DIRECTIVE | Count how many lines have the word "will" in them. Reply with that number by itself.

(Saved entries)
+--
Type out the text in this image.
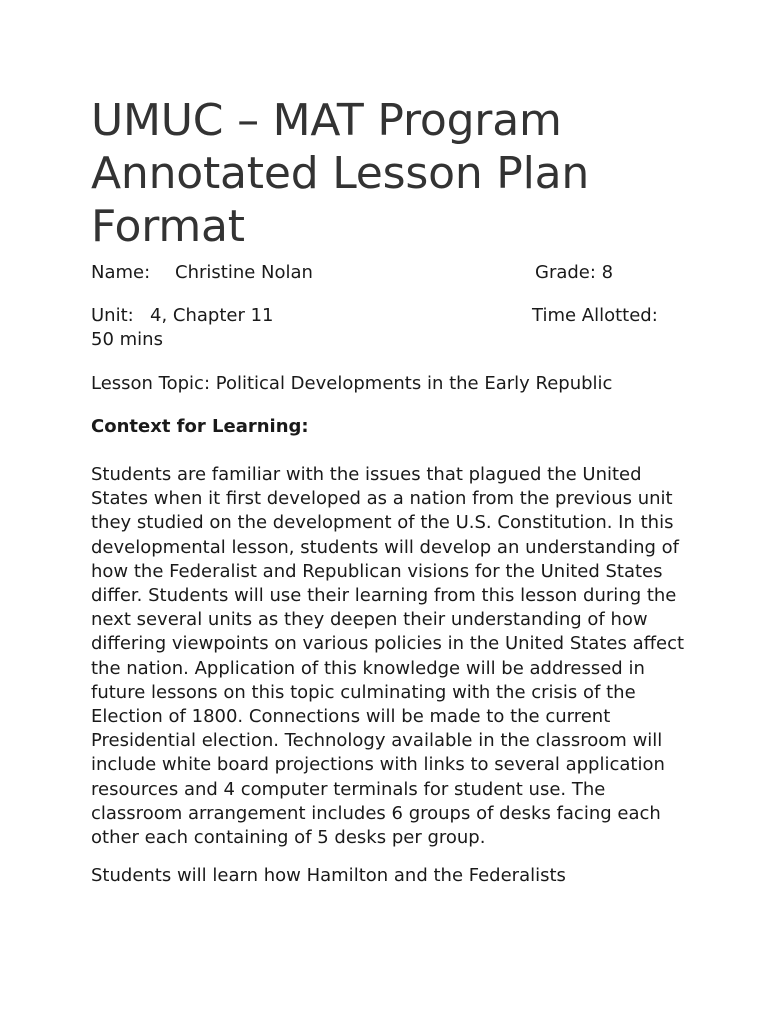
UMUC – MAT Program
Annotated Lesson Plan
Format
Name: Christine Nolan	Grade: 8
Unit: 4, Chapter 11	Time Allotted:

50 mins

Lesson Topic: Political Developments in the Early Republic

Context for Learning:

Students are familiar with the issues that plagued the United States when it first developed as a nation from the previous unit they studied on the development of the U.S. Constitution. In this developmental lesson, students will develop an understanding of how the Federalist and Republican visions for the United States differ. Students will use their learning from this lesson during the next several units as they deepen their understanding of how differing viewpoints on various policies in the United States affect the nation. Application of this knowledge will be addressed in future lessons on this topic culminating with the crisis of the Election of 1800. Connections will be made to the current Presidential election. Technology available in the classroom will include white board projections with links to several application resources and 4 computer terminals for student use. The classroom arrangement includes 6 groups of desks facing each other each containing of 5 desks per group.

Students will learn how Hamilton and the Federalists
+--
THE REPLY | 2